To be done: Could you transcribe the material below exactly, without leaving out a single line?

Recorded information:

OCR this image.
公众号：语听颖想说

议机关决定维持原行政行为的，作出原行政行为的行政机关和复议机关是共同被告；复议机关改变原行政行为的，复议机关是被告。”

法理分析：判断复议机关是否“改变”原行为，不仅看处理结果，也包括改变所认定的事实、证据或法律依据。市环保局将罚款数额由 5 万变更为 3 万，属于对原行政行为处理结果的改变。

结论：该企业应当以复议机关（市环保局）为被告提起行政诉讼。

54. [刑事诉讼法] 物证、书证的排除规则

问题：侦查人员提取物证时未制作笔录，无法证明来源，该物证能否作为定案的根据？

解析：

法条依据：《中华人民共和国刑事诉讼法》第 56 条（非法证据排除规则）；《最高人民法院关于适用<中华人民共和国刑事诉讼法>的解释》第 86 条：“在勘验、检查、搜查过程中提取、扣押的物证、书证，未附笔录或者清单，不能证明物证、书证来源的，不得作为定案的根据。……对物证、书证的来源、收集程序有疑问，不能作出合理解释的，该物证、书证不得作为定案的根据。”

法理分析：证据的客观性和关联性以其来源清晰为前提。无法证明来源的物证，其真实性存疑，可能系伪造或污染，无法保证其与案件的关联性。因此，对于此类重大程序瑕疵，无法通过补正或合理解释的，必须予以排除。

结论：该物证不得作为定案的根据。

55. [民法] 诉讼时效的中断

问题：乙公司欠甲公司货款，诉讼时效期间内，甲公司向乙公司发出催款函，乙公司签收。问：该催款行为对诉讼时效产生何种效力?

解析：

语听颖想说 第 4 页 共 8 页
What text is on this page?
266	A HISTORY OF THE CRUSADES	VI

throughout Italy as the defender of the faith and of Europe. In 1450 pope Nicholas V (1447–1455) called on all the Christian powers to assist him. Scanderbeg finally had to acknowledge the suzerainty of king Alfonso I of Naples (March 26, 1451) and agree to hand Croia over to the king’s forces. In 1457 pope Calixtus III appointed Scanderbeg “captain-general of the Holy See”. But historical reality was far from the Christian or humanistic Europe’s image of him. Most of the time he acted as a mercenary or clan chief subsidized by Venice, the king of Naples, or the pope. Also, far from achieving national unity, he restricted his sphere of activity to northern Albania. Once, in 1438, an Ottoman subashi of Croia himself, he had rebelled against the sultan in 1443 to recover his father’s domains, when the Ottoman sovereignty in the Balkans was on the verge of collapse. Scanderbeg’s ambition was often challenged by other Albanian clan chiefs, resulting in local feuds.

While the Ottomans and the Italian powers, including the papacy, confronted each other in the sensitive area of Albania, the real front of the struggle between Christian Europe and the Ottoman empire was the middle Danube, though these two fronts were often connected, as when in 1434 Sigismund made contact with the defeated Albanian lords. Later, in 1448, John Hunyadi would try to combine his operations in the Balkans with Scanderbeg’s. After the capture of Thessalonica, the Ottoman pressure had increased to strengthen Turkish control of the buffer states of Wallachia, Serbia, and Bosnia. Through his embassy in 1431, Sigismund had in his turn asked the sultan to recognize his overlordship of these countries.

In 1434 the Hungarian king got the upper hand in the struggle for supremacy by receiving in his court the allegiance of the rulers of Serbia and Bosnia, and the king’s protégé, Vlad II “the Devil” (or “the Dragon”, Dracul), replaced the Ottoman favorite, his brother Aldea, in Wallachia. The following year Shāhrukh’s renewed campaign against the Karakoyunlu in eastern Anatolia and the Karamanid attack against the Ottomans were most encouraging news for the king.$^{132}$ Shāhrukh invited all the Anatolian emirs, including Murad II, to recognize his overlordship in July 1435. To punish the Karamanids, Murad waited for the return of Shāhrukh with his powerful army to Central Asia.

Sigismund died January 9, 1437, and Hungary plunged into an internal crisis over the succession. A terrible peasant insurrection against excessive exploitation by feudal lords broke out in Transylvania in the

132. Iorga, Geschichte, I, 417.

Response to the exercise:
OCR this image.
公众号：语听颖想说

议机关决定维持原行政行为的，作出原行政行为的行政机关和复议机关是共同被告；复议机关改变原行政行为的，复议机关是被告。”

法理分析：判断复议机关是否“改变”原行为，不仅看处理结果，也包括改变所认定的事实、证据或法律依据。市环保局将罚款数额由 5 万变更为 3 万，属于对原行政行为处理结果的改变。

结论：该企业应当以复议机关（市环保局）为被告提起行政诉讼。

54. [刑事诉讼法] 物证、书证的排除规则

问题：侦查人员提取物证时未制作笔录，无法证明来源，该物证能否作为定案的根据？

解析：

法条依据：《中华人民共和国刑事诉讼法》第 56 条（非法证据排除规则）；《最高人民法院关于适用<中华人民共和国刑事诉讼法>的解释》第 86 条：“在勘验、检查、搜查过程中提取、扣押的物证、书证，未附笔录或者清单，不能证明物证、书证来源的，不得作为定案的根据。……对物证、书证的来源、收集程序有疑问，不能作出合理解释的，该物证、书证不得作为定案的根据。”

法理分析：证据的客观性和关联性以其来源清晰为前提。无法证明来源的物证，其真实性存疑，可能系伪造或污染，无法保证其与案件的关联性。因此，对于此类重大程序瑕疵，无法通过补正或合理解释的，必须予以排除。

结论：该物证不得作为定案的根据。

55. [民法] 诉讼时效的中断

问题：乙公司欠甲公司货款，诉讼时效期间内，甲公司向乙公司发出催款函，乙公司签收。问：该催款行为对诉讼时效产生何种效力?

解析：

语听颖想说 第 4 页 共 8 页
What text is on this page?
266	A HISTORY OF THE CRUSADES	VI

throughout Italy as the defender of the faith and of Europe. In 1450 pope Nicholas V (1447–1455) called on all the Christian powers to assist him. Scanderbeg finally had to acknowledge the suzerainty of king Alfonso I of Naples (March 26, 1451) and agree to hand Croia over to the king’s forces. In 1457 pope Calixtus III appointed Scanderbeg “captain-general of the Holy See”. But historical reality was far from the Christian or humanistic Europe’s image of him. Most of the time he acted as a mercenary or clan chief subsidized by Venice, the king of Naples, or the pope. Also, far from achieving national unity, he restricted his sphere of activity to northern Albania. Once, in 1438, an Ottoman subashi of Croia himself, he had rebelled against the sultan in 1443 to recover his father’s domains, when the Ottoman sovereignty in the Balkans was on the verge of collapse. Scanderbeg’s ambition was often challenged by other Albanian clan chiefs, resulting in local feuds.

While the Ottomans and the Italian powers, including the papacy, confronted each other in the sensitive area of Albania, the real front of the struggle between Christian Europe and the Ottoman empire was the middle Danube, though these two fronts were often connected, as when in 1434 Sigismund made contact with the defeated Albanian lords. Later, in 1448, John Hunyadi would try to combine his operations in the Balkans with Scanderbeg’s. After the capture of Thessalonica, the Ottoman pressure had increased to strengthen Turkish control of the buffer states of Wallachia, Serbia, and Bosnia. Through his embassy in 1431, Sigismund had in his turn asked the sultan to recognize his overlordship of these countries.

In 1434 the Hungarian king got the upper hand in the struggle for supremacy by receiving in his court the allegiance of the rulers of Serbia and Bosnia, and the king’s protégé, Vlad II “the Devil” (or “the Dragon”, Dracul), replaced the Ottoman favorite, his brother Aldea, in Wallachia. The following year Shāhrukh’s renewed campaign against the Karakoyunlu in eastern Anatolia and the Karamanid attack against the Ottomans were most encouraging news for the king.$^{132}$ Shāhrukh invited all the Anatolian emirs, including Murad II, to recognize his overlordship in July 1435. To punish the Karamanids, Murad waited for the return of Shāhrukh with his powerful army to Central Asia.

Sigismund died January 9, 1437, and Hungary plunged into an internal crisis over the succession. A terrible peasant insurrection against excessive exploitation by feudal lords broke out in Transylvania in the

132. Iorga, Geschichte, I, 417.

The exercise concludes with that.